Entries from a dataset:
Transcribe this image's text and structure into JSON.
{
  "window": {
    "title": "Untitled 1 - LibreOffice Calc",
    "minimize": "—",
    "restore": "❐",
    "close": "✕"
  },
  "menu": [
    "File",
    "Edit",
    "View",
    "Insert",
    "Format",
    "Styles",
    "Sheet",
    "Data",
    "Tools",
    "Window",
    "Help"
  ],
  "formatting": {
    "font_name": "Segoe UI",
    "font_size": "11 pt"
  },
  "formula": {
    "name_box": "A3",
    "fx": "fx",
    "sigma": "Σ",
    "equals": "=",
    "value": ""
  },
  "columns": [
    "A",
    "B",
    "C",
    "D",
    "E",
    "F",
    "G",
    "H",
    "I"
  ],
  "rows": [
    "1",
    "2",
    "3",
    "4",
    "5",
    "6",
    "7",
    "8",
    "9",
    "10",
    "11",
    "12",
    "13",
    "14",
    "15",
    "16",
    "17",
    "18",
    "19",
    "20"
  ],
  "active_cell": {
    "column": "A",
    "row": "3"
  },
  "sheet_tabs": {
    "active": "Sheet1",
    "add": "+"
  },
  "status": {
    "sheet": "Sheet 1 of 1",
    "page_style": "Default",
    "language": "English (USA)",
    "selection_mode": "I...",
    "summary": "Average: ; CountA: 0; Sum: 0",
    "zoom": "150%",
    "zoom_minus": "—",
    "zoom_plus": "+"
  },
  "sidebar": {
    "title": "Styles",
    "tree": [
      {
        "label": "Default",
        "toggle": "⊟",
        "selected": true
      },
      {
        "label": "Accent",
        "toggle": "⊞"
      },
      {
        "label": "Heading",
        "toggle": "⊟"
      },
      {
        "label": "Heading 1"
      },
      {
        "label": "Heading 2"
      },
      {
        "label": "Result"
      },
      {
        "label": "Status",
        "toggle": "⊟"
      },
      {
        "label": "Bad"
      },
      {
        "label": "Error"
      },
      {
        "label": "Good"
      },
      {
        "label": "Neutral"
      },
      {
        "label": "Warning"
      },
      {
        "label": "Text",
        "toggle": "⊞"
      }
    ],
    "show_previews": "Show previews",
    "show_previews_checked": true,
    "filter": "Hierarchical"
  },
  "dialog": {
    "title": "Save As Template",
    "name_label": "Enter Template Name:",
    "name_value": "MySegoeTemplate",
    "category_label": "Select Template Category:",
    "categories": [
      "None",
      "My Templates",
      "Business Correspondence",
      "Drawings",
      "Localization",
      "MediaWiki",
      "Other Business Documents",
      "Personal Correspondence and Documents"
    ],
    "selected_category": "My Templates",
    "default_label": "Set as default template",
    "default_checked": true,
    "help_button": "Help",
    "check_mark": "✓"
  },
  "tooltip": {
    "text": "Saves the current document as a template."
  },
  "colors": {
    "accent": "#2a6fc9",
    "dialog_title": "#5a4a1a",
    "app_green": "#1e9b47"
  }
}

Exercise aim:
Repeat all of the entries exactly.

Task solution:
Transcribe this image's text and structure into JSON.
{
  "window": {
    "title": "Untitled 1 - LibreOffice Calc",
    "minimize": "—",
    "restore": "❐",
    "close": "✕"
  },
  "menu": [
    "File",
    "Edit",
    "View",
    "Insert",
    "Format",
    "Styles",
    "Sheet",
    "Data",
    "Tools",
    "Window",
    "Help"
  ],
  "formatting": {
    "font_name": "Segoe UI",
    "font_size": "11 pt"
  },
  "formula": {
    "name_box": "A3",
    "fx": "fx",
    "sigma": "Σ",
    "equals": "=",
    "value": ""
  },
  "columns": [
    "A",
    "B",
    "C",
    "D",
    "E",
    "F",
    "G",
    "H",
    "I"
  ],
  "rows": [
    "1",
    "2",
    "3",
    "4",
    "5",
    "6",
    "7",
    "8",
    "9",
    "10",
    "11",
    "12",
    "13",
    "14",
    "15",
    "16",
    "17",
    "18",
    "19",
    "20"
  ],
  "active_cell": {
    "column": "A",
    "row": "3"
  },
  "sheet_tabs": {
    "active": "Sheet1",
    "add": "+"
  },
  "status": {
    "sheet": "Sheet 1 of 1",
    "page_style": "Default",
    "language": "English (USA)",
    "selection_mode": "I...",
    "summary": "Average: ; CountA: 0; Sum: 0",
    "zoom": "150%",
    "zoom_minus": "—",
    "zoom_plus": "+"
  },
  "sidebar": {
    "title": "Styles",
    "tree": [
      {
        "label": "Default",
        "toggle": "⊟",
        "selected": true
      },
      {
        "label": "Accent",
        "toggle": "⊞"
      },
      {
        "label": "Heading",
        "toggle": "⊟"
      },
      {
        "label": "Heading 1"
      },
      {
        "label": "Heading 2"
      },
      {
        "label": "Result"
      },
      {
        "label": "Status",
        "toggle": "⊟"
      },
      {
        "label": "Bad"
      },
      {
        "label": "Error"
      },
      {
        "label": "Good"
      },
      {
        "label": "Neutral"
      },
      {
        "label": "Warning"
      },
      {
        "label": "Text",
        "toggle": "⊞"
      }
    ],
    "show_previews": "Show previews",
    "show_previews_checked": true,
    "filter": "Hierarchical"
  },
  "dialog": {
    "title": "Save As Template",
    "name_label": "Enter Template Name:",
    "name_value": "MySegoeTemplate",
    "category_label": "Select Template Category:",
    "categories": [
      "None",
      "My Templates",
      "Business Correspondence",
      "Drawings",
      "Localization",
      "MediaWiki",
      "Other Business Documents",
      "Personal Correspondence and Documents"
    ],
    "selected_category": "My Templates",
    "default_label": "Set as default template",
    "default_checked": true,
    "help_button": "Help",
    "check_mark": "✓"
  },
  "tooltip": {
    "text": "Saves the current document as a template."
  },
  "colors": {
    "accent": "#2a6fc9",
    "dialog_title": "#5a4a1a",
    "app_green": "#1e9b47"
  }
}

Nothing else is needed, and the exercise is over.